What you have to do:
Every entry below should be printed exactly, without its images.

Input for this task:
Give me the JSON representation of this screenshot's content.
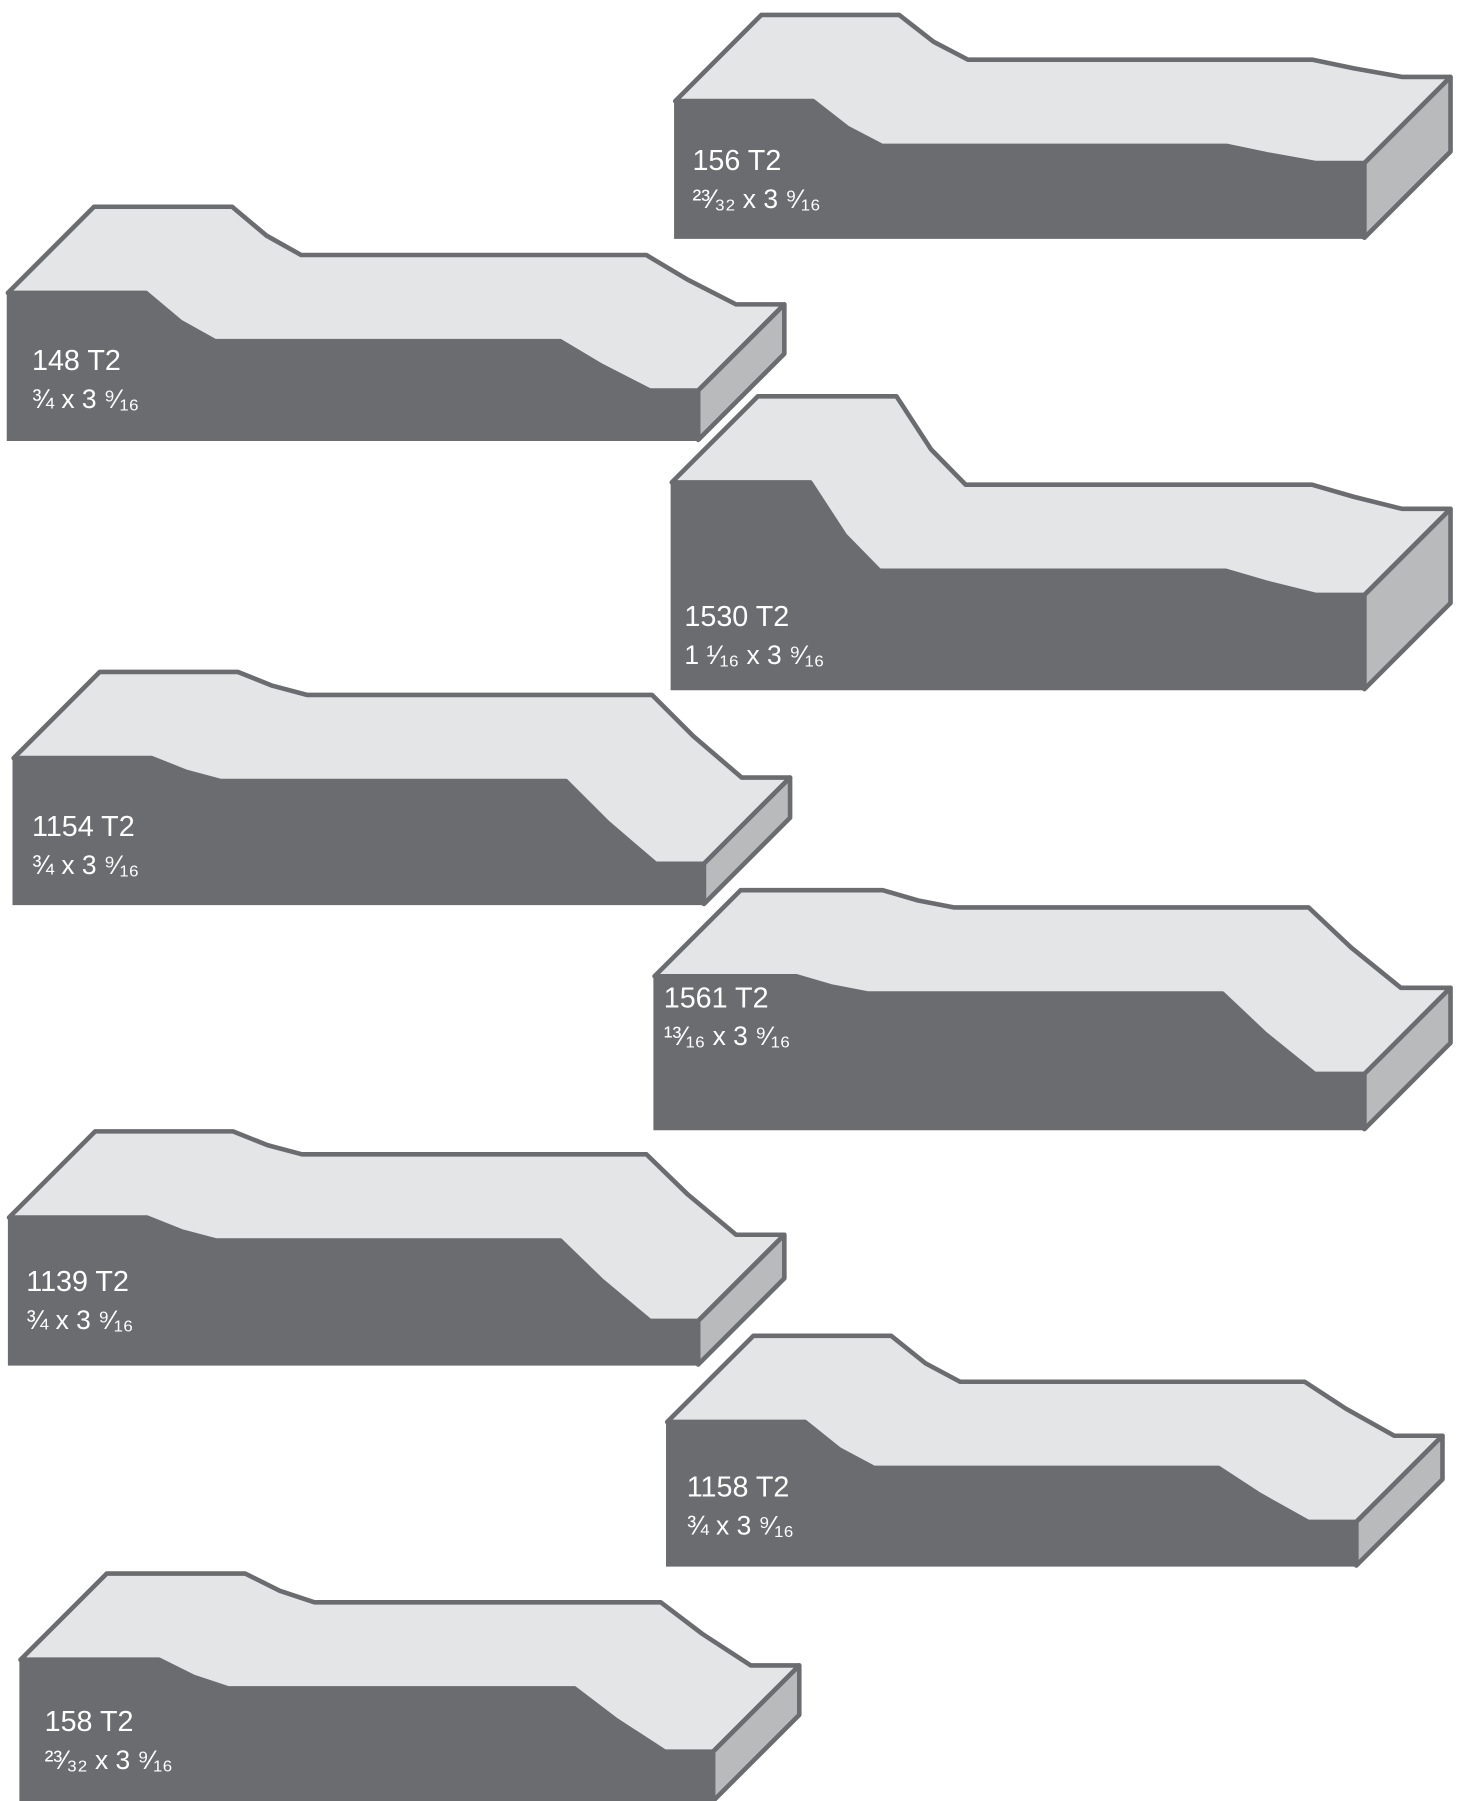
{
  "profiles": [
    {
      "name": "156 T2",
      "size": "²³⁄₃₂ x 3 ⁹⁄₁₆"
    },
    {
      "name": "148 T2",
      "size": "¾ x 3 ⁹⁄₁₆"
    },
    {
      "name": "1530 T2",
      "size": "1 ¹⁄₁₆ x 3 ⁹⁄₁₆"
    },
    {
      "name": "1154 T2",
      "size": "¾ x 3 ⁹⁄₁₆"
    },
    {
      "name": "1561 T2",
      "size": "¹³⁄₁₆ x  3 ⁹⁄₁₆"
    },
    {
      "name": "1139 T2",
      "size": "¾ x 3 ⁹⁄₁₆"
    },
    {
      "name": "1158 T2",
      "size": "¾ x 3 ⁹⁄₁₆"
    },
    {
      "name": "158 T2",
      "size": "²³⁄₃₂ x 3 ⁹⁄₁₆"
    }
  ]
}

Solution for this problem:
Give me the JSON representation of this screenshot's content.
{
  "profiles": [
    {
      "name": "156 T2",
      "size": "²³⁄₃₂ x 3 ⁹⁄₁₆"
    },
    {
      "name": "148 T2",
      "size": "¾ x 3 ⁹⁄₁₆"
    },
    {
      "name": "1530 T2",
      "size": "1 ¹⁄₁₆ x 3 ⁹⁄₁₆"
    },
    {
      "name": "1154 T2",
      "size": "¾ x 3 ⁹⁄₁₆"
    },
    {
      "name": "1561 T2",
      "size": "¹³⁄₁₆ x  3 ⁹⁄₁₆"
    },
    {
      "name": "1139 T2",
      "size": "¾ x 3 ⁹⁄₁₆"
    },
    {
      "name": "1158 T2",
      "size": "¾ x 3 ⁹⁄₁₆"
    },
    {
      "name": "158 T2",
      "size": "²³⁄₃₂ x 3 ⁹⁄₁₆"
    }
  ]
}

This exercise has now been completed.